» **Texto seleccionado**:
====

Opinión

Caso Oltra: los fascistas antifascistas

Lo que hemos visto, ese espectáculo de los líderes que gobiernan en Valencia, incluye todos los componentes del fascismo camuflado como antifascismo

No quería dimitir para poder luchar contra el fascismo. Así se explicaba la vicepresidenta del Gobierno de la Comunidad Valenciana, Mónica Oltra, acusada de los peores delitos en el ejercicio de un cargo político. Sostenía que para defender la democracia tendría que incumplir los códigos más sagrados de la función pública. Terminó dimitiendo en medio de una reyerta con Ximo Puig, el presidente, digna de un guion de Scorsese, el de Uno de los nuestros.

El caso Oltra servirá para que ya nadie pueda alegar ignorancia sobre la catadura moral de la llamada izquierda soberanista. Importa averiguar de qué se trata. Muchos pensadores han explicado que para entender algo, antes se debe poner nombre a la cosa. Pues bien, lo que hemos visto, ese espectáculo de los líderes que gobiernan en Valencia, incluye todos los componentes del fascismo camuflado como antifascismo.

====

» **Datos almacenados**:
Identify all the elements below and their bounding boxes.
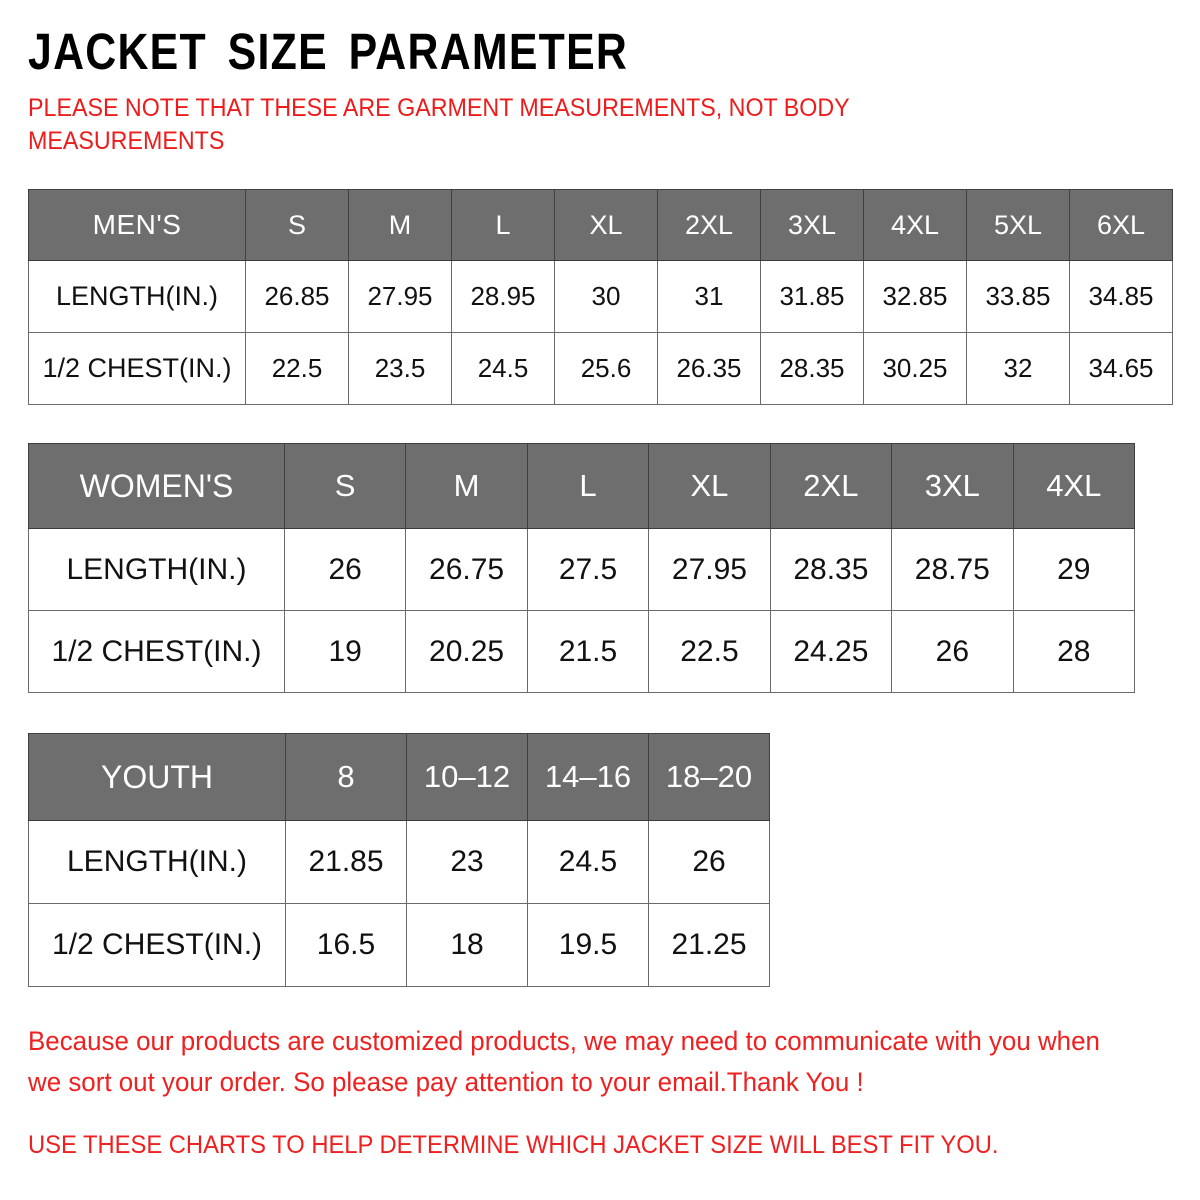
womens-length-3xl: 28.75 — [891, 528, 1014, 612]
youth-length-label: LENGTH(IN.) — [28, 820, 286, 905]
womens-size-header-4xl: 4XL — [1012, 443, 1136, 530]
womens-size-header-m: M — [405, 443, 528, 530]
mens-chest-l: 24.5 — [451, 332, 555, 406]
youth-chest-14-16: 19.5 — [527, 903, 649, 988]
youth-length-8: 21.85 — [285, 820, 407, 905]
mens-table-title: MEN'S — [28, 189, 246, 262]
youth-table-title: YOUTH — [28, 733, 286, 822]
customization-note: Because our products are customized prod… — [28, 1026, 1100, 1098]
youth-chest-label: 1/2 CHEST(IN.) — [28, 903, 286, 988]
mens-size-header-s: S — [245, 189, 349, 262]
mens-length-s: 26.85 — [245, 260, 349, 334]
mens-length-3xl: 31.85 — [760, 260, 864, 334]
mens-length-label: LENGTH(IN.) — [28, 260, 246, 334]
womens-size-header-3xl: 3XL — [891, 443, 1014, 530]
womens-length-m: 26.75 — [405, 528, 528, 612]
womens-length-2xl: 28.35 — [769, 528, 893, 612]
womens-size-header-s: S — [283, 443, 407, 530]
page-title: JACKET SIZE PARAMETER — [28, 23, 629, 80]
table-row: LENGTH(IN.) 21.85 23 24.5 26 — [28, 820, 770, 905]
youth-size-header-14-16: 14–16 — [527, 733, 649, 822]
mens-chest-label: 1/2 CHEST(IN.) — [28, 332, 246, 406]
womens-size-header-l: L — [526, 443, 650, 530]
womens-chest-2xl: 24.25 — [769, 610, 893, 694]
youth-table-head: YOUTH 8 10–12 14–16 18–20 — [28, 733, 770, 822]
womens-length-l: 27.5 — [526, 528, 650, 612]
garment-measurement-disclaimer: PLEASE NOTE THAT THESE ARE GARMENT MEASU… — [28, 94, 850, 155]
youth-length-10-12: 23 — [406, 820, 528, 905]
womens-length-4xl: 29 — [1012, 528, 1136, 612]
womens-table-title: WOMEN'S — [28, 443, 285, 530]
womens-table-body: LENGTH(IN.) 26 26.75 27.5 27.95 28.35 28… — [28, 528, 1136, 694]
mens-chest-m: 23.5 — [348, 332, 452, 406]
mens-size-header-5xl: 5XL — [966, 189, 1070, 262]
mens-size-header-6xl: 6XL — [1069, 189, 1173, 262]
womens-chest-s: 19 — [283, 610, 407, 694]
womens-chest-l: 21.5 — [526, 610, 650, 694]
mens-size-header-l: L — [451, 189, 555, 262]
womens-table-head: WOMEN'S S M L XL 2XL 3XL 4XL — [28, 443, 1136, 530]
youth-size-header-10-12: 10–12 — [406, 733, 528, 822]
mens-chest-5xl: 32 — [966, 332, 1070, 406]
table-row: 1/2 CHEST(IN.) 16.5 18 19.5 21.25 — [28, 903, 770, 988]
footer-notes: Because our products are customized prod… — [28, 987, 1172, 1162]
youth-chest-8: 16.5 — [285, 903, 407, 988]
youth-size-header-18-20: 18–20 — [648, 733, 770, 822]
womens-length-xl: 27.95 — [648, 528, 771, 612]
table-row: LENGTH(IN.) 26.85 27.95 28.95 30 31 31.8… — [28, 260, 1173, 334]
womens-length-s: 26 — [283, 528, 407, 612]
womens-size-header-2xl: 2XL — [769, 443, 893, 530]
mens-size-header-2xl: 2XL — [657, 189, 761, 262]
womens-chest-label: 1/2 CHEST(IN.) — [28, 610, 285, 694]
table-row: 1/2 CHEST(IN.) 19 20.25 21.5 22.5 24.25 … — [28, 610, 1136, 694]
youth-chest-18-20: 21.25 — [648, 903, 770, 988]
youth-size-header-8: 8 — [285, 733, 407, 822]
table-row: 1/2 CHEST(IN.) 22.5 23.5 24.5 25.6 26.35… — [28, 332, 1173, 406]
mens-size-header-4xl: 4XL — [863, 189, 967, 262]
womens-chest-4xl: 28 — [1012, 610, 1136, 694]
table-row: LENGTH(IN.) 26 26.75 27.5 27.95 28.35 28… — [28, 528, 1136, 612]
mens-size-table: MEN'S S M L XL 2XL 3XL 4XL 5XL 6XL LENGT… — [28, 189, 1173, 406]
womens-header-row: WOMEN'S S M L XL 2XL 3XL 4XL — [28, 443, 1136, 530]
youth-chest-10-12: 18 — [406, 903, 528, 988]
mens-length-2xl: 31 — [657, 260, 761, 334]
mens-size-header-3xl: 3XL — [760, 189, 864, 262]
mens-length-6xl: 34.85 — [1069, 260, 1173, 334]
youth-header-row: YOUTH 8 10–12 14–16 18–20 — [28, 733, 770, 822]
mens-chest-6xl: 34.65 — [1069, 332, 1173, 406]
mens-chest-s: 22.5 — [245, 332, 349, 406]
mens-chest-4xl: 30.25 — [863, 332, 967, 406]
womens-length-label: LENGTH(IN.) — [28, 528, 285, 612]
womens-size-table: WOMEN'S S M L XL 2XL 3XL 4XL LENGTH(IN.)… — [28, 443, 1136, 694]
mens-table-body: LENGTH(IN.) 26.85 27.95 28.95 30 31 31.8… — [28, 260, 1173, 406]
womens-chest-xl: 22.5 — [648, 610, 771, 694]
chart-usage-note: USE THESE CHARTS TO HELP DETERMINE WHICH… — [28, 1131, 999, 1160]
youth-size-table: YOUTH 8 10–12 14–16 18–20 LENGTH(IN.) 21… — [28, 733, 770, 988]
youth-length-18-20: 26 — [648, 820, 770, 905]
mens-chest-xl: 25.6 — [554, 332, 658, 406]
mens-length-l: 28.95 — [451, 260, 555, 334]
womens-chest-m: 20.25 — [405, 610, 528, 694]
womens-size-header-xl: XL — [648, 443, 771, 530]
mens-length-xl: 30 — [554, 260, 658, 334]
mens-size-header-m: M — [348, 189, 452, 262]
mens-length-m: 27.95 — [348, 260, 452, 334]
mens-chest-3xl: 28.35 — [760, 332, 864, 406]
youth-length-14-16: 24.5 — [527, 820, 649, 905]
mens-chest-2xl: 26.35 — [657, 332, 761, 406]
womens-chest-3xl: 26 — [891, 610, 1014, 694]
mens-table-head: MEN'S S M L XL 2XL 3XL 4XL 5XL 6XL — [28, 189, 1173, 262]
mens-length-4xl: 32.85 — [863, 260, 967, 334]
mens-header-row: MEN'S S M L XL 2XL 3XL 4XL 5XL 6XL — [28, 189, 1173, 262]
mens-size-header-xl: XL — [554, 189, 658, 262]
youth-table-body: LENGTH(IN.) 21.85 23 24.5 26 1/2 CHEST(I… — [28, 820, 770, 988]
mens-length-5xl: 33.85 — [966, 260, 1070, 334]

====

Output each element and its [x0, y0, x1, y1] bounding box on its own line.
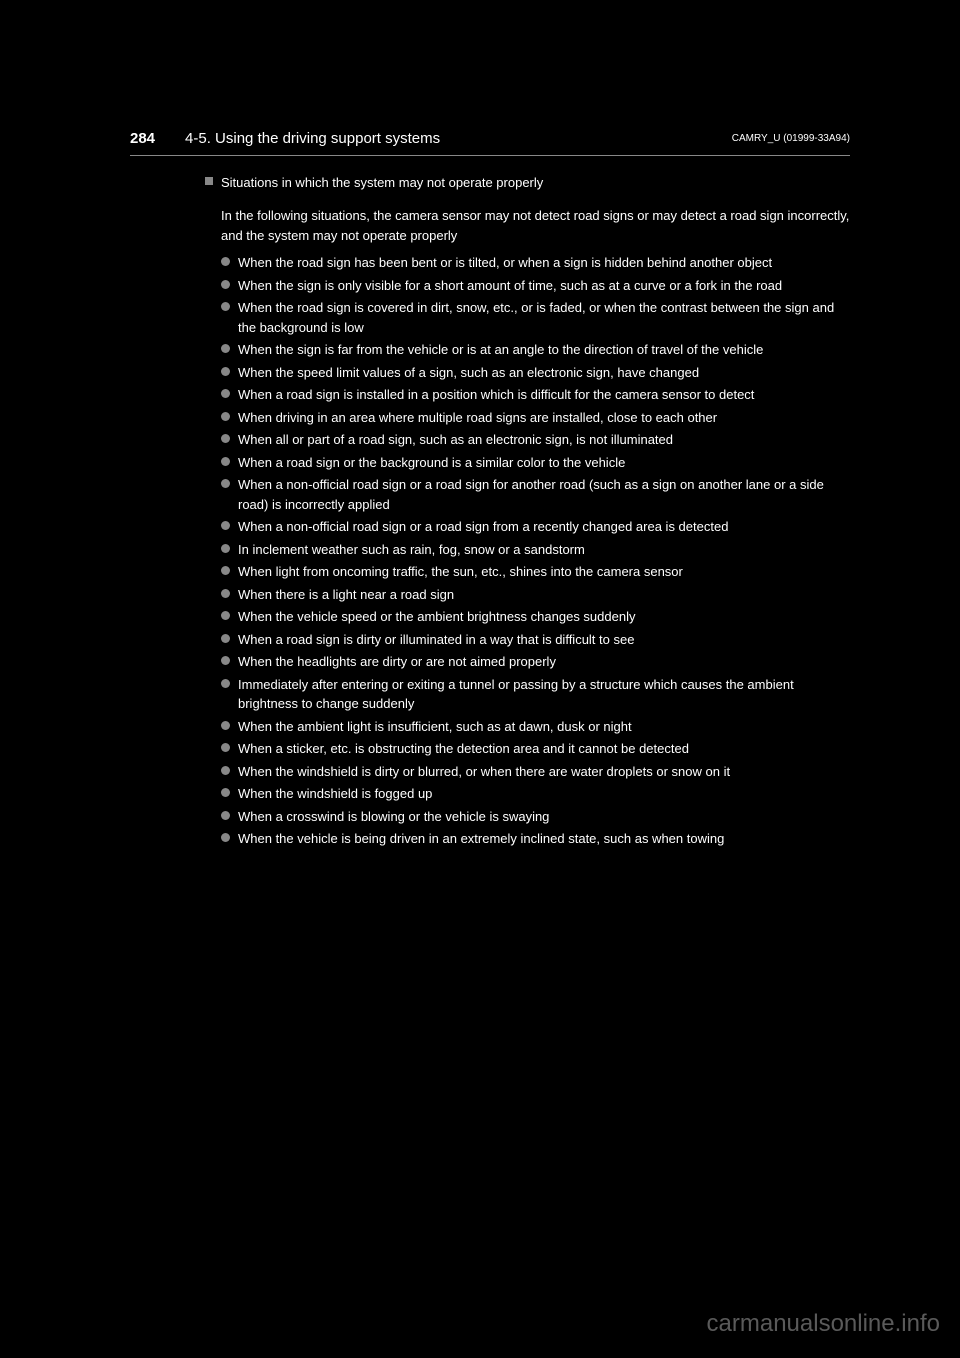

====

» **Instrucción dada A**: Transcribe el pasaje del artículo sobre el caso Oltra que va desde "Caso Oltra: los" hasta "de los nuestros.", incluido este último.
» **Instrucción dada B**: Enumera todas las personas que aparecen mencionadas por su nombre en el artículo sobre el caso Oltra.

» **Resultado esperado A**:
Caso Oltra: los fascistas antifascistas

Lo que hemos visto, ese espectáculo de los líderes que gobiernan en Valencia, incluye todos los componentes del fascismo camuflado como antifascismo

No quería dimitir para poder luchar contra el fascismo. Así se explicaba la vicepresidenta del Gobierno de la Comunidad Valenciana, Mónica Oltra, acusada de los peores delitos en el ejercicio de un cargo político. Sostenía que para defender la democracia tendría que incumplir los códigos más sagrados de la función pública. Terminó dimitiendo en medio de una reyerta con Ximo Puig, el presidente, digna de un guion de Scorsese, el de Uno de los nuestros.

» **Resultado esperado B**:
Mónica Oltra
Ximo Puig
Scorsese